PROBLEM DETAILS = Search the entries below. Return every line that has "triangle" in it.

RECORD EXCERPTS =
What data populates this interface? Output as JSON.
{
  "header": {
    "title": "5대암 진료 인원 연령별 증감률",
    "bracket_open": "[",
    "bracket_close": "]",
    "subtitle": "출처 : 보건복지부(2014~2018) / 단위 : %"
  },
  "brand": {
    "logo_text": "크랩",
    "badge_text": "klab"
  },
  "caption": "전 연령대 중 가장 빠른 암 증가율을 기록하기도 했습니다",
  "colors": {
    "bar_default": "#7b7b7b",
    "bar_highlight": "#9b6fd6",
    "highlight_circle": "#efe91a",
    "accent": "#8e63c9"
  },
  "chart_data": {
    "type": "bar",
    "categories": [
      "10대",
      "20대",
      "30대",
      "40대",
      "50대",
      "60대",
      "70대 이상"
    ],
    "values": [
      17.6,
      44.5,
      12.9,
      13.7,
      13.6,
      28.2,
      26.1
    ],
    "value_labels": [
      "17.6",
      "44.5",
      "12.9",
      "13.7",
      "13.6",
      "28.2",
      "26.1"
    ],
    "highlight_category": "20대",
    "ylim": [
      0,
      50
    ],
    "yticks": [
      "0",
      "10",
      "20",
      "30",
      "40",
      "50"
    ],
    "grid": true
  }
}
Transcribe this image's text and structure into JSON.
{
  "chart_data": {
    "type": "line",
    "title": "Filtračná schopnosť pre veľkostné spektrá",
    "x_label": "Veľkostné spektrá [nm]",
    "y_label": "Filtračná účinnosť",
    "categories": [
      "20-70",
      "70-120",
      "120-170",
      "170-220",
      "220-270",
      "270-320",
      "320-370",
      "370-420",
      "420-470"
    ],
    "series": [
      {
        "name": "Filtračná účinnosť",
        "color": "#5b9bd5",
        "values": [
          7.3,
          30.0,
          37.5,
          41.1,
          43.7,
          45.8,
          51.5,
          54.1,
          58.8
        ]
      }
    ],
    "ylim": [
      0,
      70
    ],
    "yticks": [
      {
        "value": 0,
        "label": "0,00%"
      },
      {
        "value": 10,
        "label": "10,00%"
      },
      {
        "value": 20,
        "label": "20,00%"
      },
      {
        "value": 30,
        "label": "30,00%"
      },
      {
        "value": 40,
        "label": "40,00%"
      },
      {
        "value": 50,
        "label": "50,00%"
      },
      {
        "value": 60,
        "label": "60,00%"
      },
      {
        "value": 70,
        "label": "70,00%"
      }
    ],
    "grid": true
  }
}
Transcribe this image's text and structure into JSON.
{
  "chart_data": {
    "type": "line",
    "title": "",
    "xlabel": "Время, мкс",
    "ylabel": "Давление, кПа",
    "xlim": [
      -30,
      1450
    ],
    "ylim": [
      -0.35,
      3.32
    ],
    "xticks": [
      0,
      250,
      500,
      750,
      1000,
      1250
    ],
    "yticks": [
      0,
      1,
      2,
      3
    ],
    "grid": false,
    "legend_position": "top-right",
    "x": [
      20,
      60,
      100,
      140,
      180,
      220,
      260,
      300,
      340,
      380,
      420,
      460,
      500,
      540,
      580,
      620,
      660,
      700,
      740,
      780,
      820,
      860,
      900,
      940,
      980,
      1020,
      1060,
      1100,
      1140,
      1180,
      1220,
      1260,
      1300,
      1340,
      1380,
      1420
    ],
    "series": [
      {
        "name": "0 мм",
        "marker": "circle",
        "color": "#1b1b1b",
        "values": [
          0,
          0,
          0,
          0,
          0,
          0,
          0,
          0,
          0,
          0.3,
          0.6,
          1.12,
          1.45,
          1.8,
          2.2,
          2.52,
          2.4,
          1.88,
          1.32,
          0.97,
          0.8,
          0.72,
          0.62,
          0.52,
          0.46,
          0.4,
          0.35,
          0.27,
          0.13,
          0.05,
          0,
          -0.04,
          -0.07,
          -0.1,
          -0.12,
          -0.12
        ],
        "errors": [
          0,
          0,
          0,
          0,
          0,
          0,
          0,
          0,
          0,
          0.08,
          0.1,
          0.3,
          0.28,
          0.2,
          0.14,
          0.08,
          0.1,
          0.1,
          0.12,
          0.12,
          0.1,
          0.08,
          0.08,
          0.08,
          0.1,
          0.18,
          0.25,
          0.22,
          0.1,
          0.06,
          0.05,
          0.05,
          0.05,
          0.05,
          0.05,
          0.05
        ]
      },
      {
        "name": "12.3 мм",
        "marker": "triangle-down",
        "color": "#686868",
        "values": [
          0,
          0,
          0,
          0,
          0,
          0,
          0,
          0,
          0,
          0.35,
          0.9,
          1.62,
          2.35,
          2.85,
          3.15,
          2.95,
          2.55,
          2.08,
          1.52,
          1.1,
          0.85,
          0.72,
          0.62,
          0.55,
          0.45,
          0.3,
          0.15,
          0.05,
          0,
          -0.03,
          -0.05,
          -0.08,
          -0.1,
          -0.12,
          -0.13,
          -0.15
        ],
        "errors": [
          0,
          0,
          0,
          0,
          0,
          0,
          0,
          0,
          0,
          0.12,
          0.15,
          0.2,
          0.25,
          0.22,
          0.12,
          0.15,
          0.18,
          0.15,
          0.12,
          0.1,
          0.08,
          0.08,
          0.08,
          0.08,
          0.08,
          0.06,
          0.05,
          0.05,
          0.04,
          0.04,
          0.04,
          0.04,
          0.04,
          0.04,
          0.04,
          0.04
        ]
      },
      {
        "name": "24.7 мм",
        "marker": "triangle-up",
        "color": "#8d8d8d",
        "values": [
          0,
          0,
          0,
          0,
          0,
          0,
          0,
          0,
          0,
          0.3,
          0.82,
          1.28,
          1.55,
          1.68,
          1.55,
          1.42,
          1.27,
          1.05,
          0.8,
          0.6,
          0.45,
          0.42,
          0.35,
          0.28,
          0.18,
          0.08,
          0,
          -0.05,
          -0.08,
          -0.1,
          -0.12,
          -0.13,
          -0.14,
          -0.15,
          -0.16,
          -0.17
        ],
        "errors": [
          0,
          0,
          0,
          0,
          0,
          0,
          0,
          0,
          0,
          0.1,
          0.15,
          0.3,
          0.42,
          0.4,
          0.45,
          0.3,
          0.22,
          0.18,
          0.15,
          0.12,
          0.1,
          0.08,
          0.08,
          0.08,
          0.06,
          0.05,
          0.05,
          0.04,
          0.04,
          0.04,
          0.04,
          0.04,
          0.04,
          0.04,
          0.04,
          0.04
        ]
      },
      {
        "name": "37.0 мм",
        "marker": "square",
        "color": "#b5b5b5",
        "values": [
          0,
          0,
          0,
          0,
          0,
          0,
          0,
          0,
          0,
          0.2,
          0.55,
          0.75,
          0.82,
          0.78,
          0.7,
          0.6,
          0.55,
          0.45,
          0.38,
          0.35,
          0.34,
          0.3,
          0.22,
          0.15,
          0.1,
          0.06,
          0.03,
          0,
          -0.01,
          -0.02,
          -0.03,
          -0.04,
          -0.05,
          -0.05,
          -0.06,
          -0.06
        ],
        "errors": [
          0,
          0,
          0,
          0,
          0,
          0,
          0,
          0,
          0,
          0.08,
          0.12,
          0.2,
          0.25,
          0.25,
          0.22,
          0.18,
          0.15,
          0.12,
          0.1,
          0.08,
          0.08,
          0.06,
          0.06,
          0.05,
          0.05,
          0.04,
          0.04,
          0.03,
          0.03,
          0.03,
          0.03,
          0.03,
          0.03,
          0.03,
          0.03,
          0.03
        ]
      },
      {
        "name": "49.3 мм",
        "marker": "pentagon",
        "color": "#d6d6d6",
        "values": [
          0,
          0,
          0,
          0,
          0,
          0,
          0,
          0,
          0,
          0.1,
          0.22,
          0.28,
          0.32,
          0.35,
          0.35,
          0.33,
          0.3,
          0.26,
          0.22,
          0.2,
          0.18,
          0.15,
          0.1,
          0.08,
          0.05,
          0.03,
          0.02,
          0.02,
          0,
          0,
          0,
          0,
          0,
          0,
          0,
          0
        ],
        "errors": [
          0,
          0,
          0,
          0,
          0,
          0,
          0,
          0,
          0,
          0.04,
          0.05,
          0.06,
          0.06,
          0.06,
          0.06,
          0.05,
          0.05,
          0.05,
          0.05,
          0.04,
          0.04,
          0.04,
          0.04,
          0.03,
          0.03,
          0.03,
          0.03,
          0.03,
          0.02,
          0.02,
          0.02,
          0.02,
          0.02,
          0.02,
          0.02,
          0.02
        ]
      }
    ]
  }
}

WRITTEN SOLUTION =
        "marker": "triangle-down",
        "marker": "triangle-up",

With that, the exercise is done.